> Problem statement: What follows is a set of records; restate each one word for word and drop the pictures.

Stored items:
— begin —
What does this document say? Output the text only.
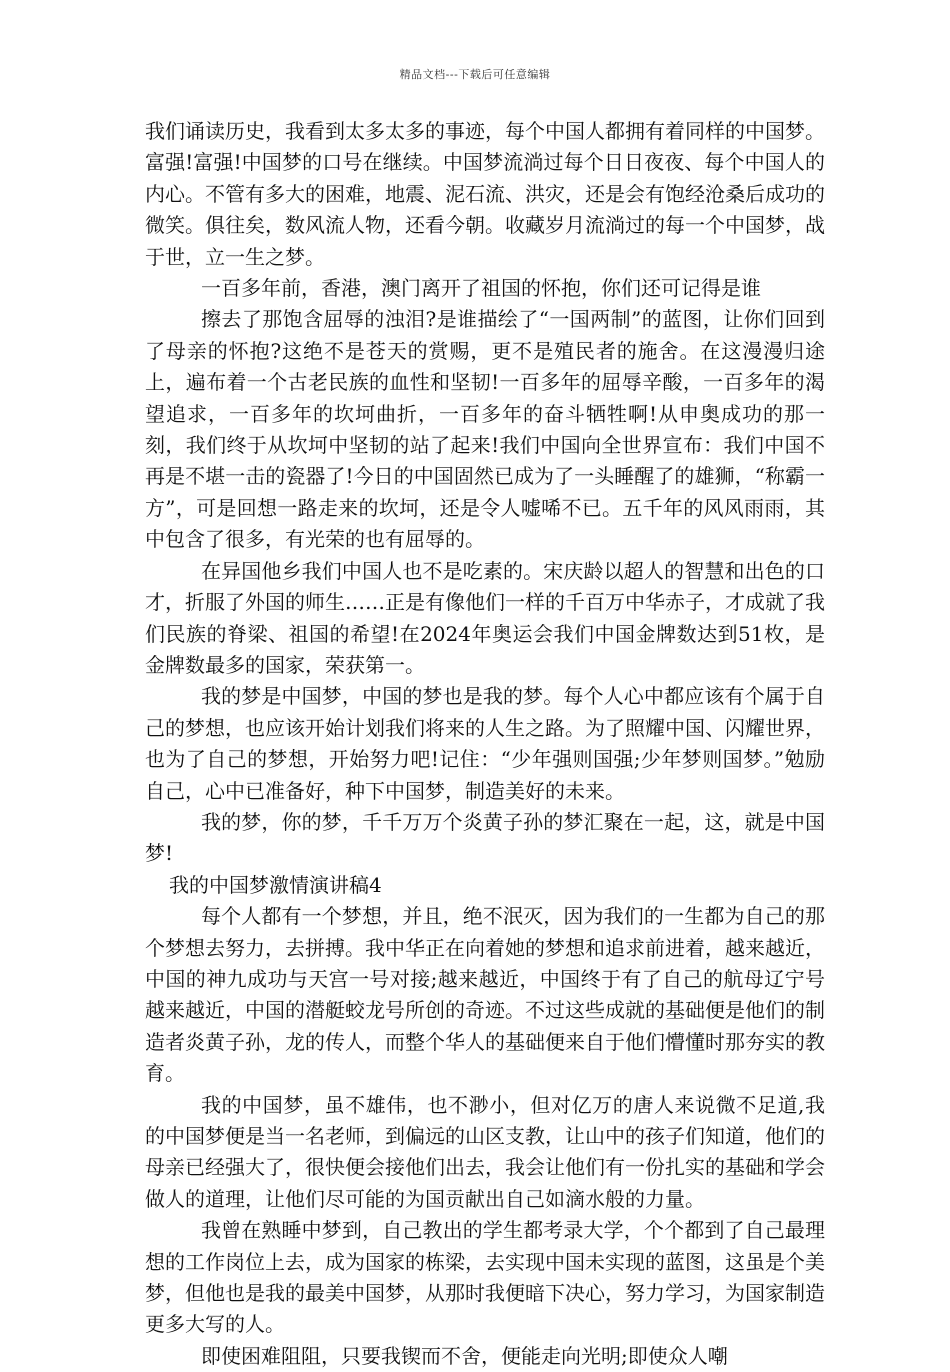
精品文档---下载后可任意编辑

我们诵读历史，我看到太多太多的事迹，每个中国人都拥有着同样的中国梦。富强!富强!中国梦的口号在继续。中国梦流淌过每个日日夜夜、每个中国人的内心。不管有多大的困难，地震、泥石流、洪灾，还是会有饱经沧桑后成功的微笑。俱往矣，数风流人物，还看今朝。收藏岁月流淌过的每一个中国梦，战于世，立一生之梦。

一百多年前，香港，澳门离开了祖国的怀抱，你们还可记得是谁

擦去了那饱含屈辱的浊泪?是谁描绘了“一国两制”的蓝图，让你们回到了母亲的怀抱?这绝不是苍天的赏赐，更不是殖民者的施舍。在这漫漫归途上，遍布着一个古老民族的血性和坚韧!一百多年的屈辱辛酸，一百多年的渴望追求，一百多年的坎坷曲折，一百多年的奋斗牺牲啊!从申奥成功的那一刻，我们终于从坎坷中坚韧的站了起来!我们中国向全世界宣布：我们中国不再是不堪一击的瓷器了!今日的中国固然已成为了一头睡醒了的雄狮，“称霸一方”，可是回想一路走来的坎坷，还是令人嘘唏不已。五千年的风风雨雨，其中包含了很多，有光荣的也有屈辱的。

在异国他乡我们中国人也不是吃素的。宋庆龄以超人的智慧和出色的口才，折服了外国的师生……正是有像他们一样的千百万中华赤子，才成就了我们民族的脊梁、祖国的希望!在2024年奥运会我们中国金牌数达到51枚，是金牌数最多的国家，荣获第一。

我的梦是中国梦，中国的梦也是我的梦。每个人心中都应该有个属于自己的梦想，也应该开始计划我们将来的人生之路。为了照耀中国、闪耀世界，也为了自己的梦想，开始努力吧!记住：“少年强则国强;少年梦则国梦。”勉励自己，心中已准备好，种下中国梦，制造美好的未来。

我的梦，你的梦，千千万万个炎黄子孙的梦汇聚在一起，这，就是中国梦!

我的中国梦激情演讲稿4

每个人都有一个梦想，并且，绝不泯灭，因为我们的一生都为自己的那个梦想去努力，去拼搏。我中华正在向着她的梦想和追求前进着，越来越近，中国的神九成功与天宫一号对接;越来越近，中国终于有了自己的航母辽宁号越来越近，中国的潜艇蛟龙号所创的奇迹。不过这些成就的基础便是他们的制造者炎黄子孙，龙的传人，而整个华人的基础便来自于他们懵懂时那夯实的教育。

我的中国梦，虽不雄伟，也不渺小，但对亿万的唐人来说微不足道,我的中国梦便是当一名老师，到偏远的山区支教，让山中的孩子们知道，他们的母亲已经强大了，很快便会接他们出去，我会让他们有一份扎实的基础和学会做人的道理，让他们尽可能的为国贡献出自己如滴水般的力量。

我曾在熟睡中梦到，自己教出的学生都考录大学，个个都到了自己最理想的工作岗位上去，成为国家的栋梁，去实现中国未实现的蓝图，这虽是个美梦，但他也是我的最美中国梦，从那时我便暗下决心，努力学习，为国家制造更多大写的人。

即使困难阻阻，只要我锲而不舍，便能走向光明;即使众人嘲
— end —
> Solved exercise:
What does this document say? Output the text only.
精品文档---下载后可任意编辑

我们诵读历史，我看到太多太多的事迹，每个中国人都拥有着同样的中国梦。富强!富强!中国梦的口号在继续。中国梦流淌过每个日日夜夜、每个中国人的内心。不管有多大的困难，地震、泥石流、洪灾，还是会有饱经沧桑后成功的微笑。俱往矣，数风流人物，还看今朝。收藏岁月流淌过的每一个中国梦，战于世，立一生之梦。

一百多年前，香港，澳门离开了祖国的怀抱，你们还可记得是谁

擦去了那饱含屈辱的浊泪?是谁描绘了“一国两制”的蓝图，让你们回到了母亲的怀抱?这绝不是苍天的赏赐，更不是殖民者的施舍。在这漫漫归途上，遍布着一个古老民族的血性和坚韧!一百多年的屈辱辛酸，一百多年的渴望追求，一百多年的坎坷曲折，一百多年的奋斗牺牲啊!从申奥成功的那一刻，我们终于从坎坷中坚韧的站了起来!我们中国向全世界宣布：我们中国不再是不堪一击的瓷器了!今日的中国固然已成为了一头睡醒了的雄狮，“称霸一方”，可是回想一路走来的坎坷，还是令人嘘唏不已。五千年的风风雨雨，其中包含了很多，有光荣的也有屈辱的。

在异国他乡我们中国人也不是吃素的。宋庆龄以超人的智慧和出色的口才，折服了外国的师生……正是有像他们一样的千百万中华赤子，才成就了我们民族的脊梁、祖国的希望!在2024年奥运会我们中国金牌数达到51枚，是金牌数最多的国家，荣获第一。

我的梦是中国梦，中国的梦也是我的梦。每个人心中都应该有个属于自己的梦想，也应该开始计划我们将来的人生之路。为了照耀中国、闪耀世界，也为了自己的梦想，开始努力吧!记住：“少年强则国强;少年梦则国梦。”勉励自己，心中已准备好，种下中国梦，制造美好的未来。

我的梦，你的梦，千千万万个炎黄子孙的梦汇聚在一起，这，就是中国梦!

我的中国梦激情演讲稿4

每个人都有一个梦想，并且，绝不泯灭，因为我们的一生都为自己的那个梦想去努力，去拼搏。我中华正在向着她的梦想和追求前进着，越来越近，中国的神九成功与天宫一号对接;越来越近，中国终于有了自己的航母辽宁号越来越近，中国的潜艇蛟龙号所创的奇迹。不过这些成就的基础便是他们的制造者炎黄子孙，龙的传人，而整个华人的基础便来自于他们懵懂时那夯实的教育。

我的中国梦，虽不雄伟，也不渺小，但对亿万的唐人来说微不足道,我的中国梦便是当一名老师，到偏远的山区支教，让山中的孩子们知道，他们的母亲已经强大了，很快便会接他们出去，我会让他们有一份扎实的基础和学会做人的道理，让他们尽可能的为国贡献出自己如滴水般的力量。

我曾在熟睡中梦到，自己教出的学生都考录大学，个个都到了自己最理想的工作岗位上去，成为国家的栋梁，去实现中国未实现的蓝图，这虽是个美梦，但他也是我的最美中国梦，从那时我便暗下决心，努力学习，为国家制造更多大写的人。

即使困难阻阻，只要我锲而不舍，便能走向光明;即使众人嘲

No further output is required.